— START OF STORED ROWS —

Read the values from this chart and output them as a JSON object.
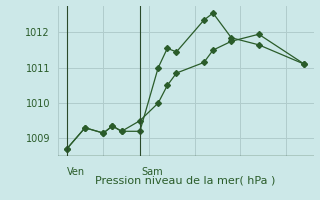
{
  "xlabel": "Pression niveau de la mer( hPa )",
  "background_color": "#cce8e8",
  "grid_color": "#b0cccc",
  "line_color": "#2a5c2a",
  "axis_color": "#2a4a2a",
  "ylim": [
    1008.5,
    1012.75
  ],
  "yticks": [
    1009,
    1010,
    1011,
    1012
  ],
  "xlim": [
    0,
    14
  ],
  "ven_x": 0.5,
  "sam_x": 4.5,
  "series1_x": [
    0.5,
    1.5,
    2.5,
    3.0,
    3.5,
    4.5,
    5.5,
    6.0,
    6.5,
    8.0,
    8.5,
    9.5,
    11.0,
    13.5
  ],
  "series1_y": [
    1008.7,
    1009.3,
    1009.15,
    1009.35,
    1009.2,
    1009.2,
    1011.0,
    1011.55,
    1011.45,
    1012.35,
    1012.55,
    1011.85,
    1011.65,
    1011.1
  ],
  "series2_x": [
    0.5,
    1.5,
    2.5,
    3.0,
    3.5,
    4.5,
    5.5,
    6.0,
    6.5,
    8.0,
    8.5,
    9.5,
    11.0,
    13.5
  ],
  "series2_y": [
    1008.7,
    1009.3,
    1009.15,
    1009.35,
    1009.2,
    1009.5,
    1010.0,
    1010.5,
    1010.85,
    1011.15,
    1011.5,
    1011.75,
    1011.95,
    1011.1
  ],
  "fontsize_xlabel": 8,
  "fontsize_ticks": 7,
  "fontsize_day": 7,
  "marker_size": 3
}
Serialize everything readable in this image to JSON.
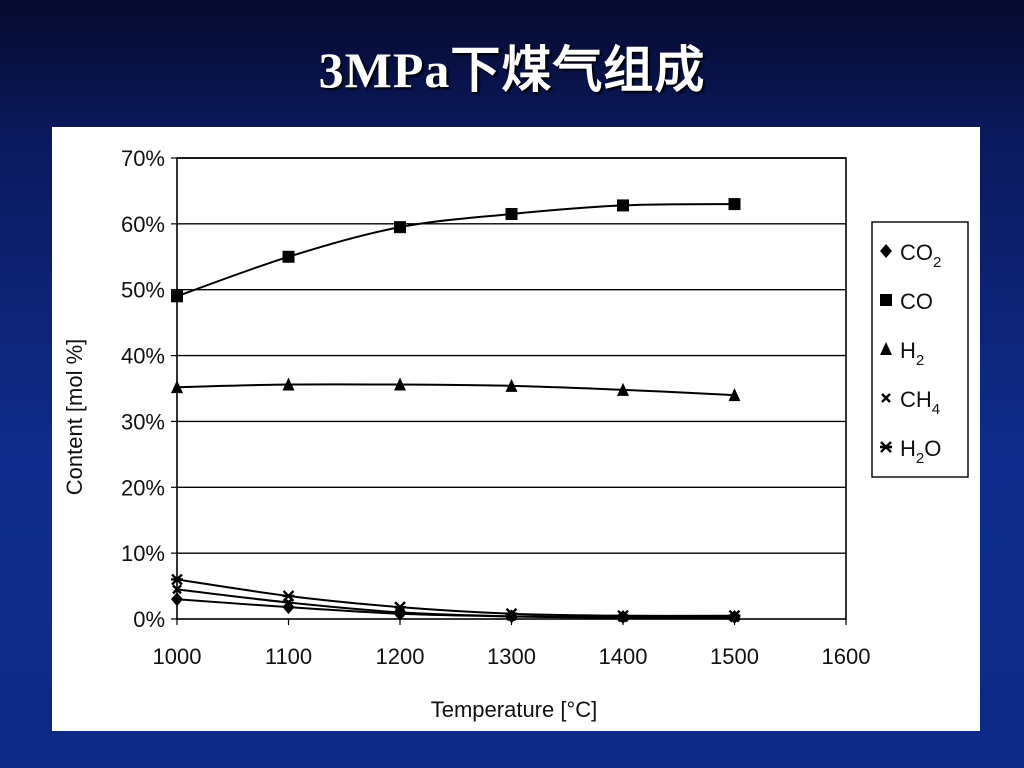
{
  "slide": {
    "title": "3MPa下煤气组成"
  },
  "chart_data": {
    "type": "line",
    "title": "",
    "xlabel": "Temperature [°C]",
    "ylabel": "Content [mol %]",
    "xlim": [
      1000,
      1600
    ],
    "ylim": [
      0,
      70
    ],
    "x_ticks": [
      "1000",
      "1100",
      "1200",
      "1300",
      "1400",
      "1500",
      "1600"
    ],
    "y_ticks": [
      "0%",
      "10%",
      "20%",
      "30%",
      "40%",
      "50%",
      "60%",
      "70%"
    ],
    "grid": "horizontal",
    "legend_position": "right",
    "x": [
      1000,
      1100,
      1200,
      1300,
      1400,
      1500
    ],
    "series": [
      {
        "name": "CO2",
        "base": "CO",
        "sub": "2",
        "marker": "diamond",
        "values": [
          3.0,
          1.8,
          0.8,
          0.4,
          0.3,
          0.3
        ]
      },
      {
        "name": "CO",
        "base": "CO",
        "sub": "",
        "marker": "square",
        "values": [
          49,
          55,
          59.5,
          61.5,
          62.8,
          63
        ]
      },
      {
        "name": "H2",
        "base": "H",
        "sub": "2",
        "marker": "triangle",
        "values": [
          35.2,
          35.6,
          35.6,
          35.4,
          34.8,
          34
        ]
      },
      {
        "name": "CH4",
        "base": "CH",
        "sub": "4",
        "marker": "x",
        "values": [
          4.5,
          2.5,
          1.0,
          0.4,
          0.2,
          0.2
        ]
      },
      {
        "name": "H2O",
        "base": "H",
        "sub": "2",
        "tail": "O",
        "marker": "star",
        "values": [
          6.0,
          3.5,
          1.8,
          0.8,
          0.5,
          0.5
        ]
      }
    ]
  }
}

— END OF STORED ROWS —

- **TASK STATEMENT**
Search the records above for the string "name". Copy every line that contains it.

- **PROBLEM SOLUTION**
        "name": "CO2",
        "name": "CO",
        "name": "H2",
        "name": "CH4",
        "name": "H2O",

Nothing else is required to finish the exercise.